[Start RECORDS]

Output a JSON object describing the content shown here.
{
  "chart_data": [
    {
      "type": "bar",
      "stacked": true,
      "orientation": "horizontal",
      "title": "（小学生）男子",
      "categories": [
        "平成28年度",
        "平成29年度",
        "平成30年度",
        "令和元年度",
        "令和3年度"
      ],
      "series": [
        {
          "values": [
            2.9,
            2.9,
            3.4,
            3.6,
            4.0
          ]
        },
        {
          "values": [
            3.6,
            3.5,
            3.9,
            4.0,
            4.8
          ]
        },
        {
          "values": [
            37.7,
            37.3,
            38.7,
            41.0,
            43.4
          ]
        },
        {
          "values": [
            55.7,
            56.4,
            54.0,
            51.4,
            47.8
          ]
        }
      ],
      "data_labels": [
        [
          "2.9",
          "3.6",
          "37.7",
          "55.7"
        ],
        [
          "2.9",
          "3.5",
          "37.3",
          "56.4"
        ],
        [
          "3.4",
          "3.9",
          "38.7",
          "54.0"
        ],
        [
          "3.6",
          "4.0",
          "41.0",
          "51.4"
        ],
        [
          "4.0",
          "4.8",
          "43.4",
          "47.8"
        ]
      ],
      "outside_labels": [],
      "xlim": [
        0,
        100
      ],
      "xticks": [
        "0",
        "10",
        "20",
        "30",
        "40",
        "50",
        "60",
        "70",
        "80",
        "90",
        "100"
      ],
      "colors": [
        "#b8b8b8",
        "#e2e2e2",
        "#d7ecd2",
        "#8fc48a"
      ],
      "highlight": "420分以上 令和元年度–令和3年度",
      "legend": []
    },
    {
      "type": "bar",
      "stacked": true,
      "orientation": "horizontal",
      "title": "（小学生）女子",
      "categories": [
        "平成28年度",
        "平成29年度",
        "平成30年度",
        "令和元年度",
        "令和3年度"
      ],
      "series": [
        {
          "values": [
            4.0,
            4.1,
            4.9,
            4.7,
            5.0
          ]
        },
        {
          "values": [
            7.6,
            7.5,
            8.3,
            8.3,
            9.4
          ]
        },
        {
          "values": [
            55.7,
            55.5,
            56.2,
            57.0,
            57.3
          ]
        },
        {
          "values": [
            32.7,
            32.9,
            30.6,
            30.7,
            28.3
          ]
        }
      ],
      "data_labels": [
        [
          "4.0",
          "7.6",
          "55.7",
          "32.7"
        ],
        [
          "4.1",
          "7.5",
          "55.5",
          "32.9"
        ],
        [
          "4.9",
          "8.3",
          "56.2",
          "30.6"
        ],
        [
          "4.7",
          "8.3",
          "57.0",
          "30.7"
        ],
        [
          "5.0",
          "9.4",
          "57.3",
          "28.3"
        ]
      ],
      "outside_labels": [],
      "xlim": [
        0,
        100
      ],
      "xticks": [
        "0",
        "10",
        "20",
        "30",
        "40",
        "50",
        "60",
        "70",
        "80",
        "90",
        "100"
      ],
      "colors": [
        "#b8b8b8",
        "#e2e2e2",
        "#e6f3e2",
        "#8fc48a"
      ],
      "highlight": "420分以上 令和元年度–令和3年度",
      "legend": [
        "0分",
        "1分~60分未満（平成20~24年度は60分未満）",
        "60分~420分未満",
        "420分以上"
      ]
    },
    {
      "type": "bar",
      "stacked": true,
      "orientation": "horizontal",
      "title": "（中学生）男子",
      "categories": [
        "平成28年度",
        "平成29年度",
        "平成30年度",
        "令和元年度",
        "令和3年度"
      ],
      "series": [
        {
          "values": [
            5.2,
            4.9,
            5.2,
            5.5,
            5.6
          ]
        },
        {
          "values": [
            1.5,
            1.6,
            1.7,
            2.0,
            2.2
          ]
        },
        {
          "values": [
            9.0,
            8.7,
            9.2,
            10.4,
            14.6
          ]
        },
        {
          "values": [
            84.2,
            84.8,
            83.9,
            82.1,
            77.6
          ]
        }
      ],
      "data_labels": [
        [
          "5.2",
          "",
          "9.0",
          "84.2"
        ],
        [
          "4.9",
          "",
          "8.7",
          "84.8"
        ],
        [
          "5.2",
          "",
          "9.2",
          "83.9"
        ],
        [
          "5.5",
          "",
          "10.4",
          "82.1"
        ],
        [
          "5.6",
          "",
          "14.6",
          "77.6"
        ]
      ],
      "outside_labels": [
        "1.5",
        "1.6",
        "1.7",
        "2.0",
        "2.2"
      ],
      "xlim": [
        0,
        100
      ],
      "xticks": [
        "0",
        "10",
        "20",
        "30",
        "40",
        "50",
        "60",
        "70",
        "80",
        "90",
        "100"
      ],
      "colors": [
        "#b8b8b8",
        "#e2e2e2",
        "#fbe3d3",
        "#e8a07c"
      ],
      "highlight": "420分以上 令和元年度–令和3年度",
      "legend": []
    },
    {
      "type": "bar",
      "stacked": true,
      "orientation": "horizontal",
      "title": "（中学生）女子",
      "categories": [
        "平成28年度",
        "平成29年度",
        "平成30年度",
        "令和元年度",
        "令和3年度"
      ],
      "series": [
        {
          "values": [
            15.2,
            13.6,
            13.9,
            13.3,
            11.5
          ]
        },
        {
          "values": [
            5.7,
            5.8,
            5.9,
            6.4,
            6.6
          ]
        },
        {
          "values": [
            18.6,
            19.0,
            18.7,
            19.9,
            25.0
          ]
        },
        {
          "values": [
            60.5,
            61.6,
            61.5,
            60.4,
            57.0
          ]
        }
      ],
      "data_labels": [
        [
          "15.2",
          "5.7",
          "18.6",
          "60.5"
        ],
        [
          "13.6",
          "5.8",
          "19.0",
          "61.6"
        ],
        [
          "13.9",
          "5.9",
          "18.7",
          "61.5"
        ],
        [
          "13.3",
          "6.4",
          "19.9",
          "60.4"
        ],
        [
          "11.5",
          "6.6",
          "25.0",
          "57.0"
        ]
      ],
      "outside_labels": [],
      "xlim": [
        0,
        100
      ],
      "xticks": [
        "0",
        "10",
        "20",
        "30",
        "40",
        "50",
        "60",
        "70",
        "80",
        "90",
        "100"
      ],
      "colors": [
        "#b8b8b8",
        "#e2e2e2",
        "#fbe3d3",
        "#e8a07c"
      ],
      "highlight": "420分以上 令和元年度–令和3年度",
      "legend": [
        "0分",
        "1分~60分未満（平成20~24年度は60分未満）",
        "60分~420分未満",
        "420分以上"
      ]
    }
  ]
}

[End RECORDS]

- [SHORT TASK]
Identify and extract each line of the listing that contains "title".

- [COMPLETE ANSWER]
      "title": "（小学生）男子",
      "title": "（小学生）女子",
      "title": "（中学生）男子",
      "title": "（中学生）女子",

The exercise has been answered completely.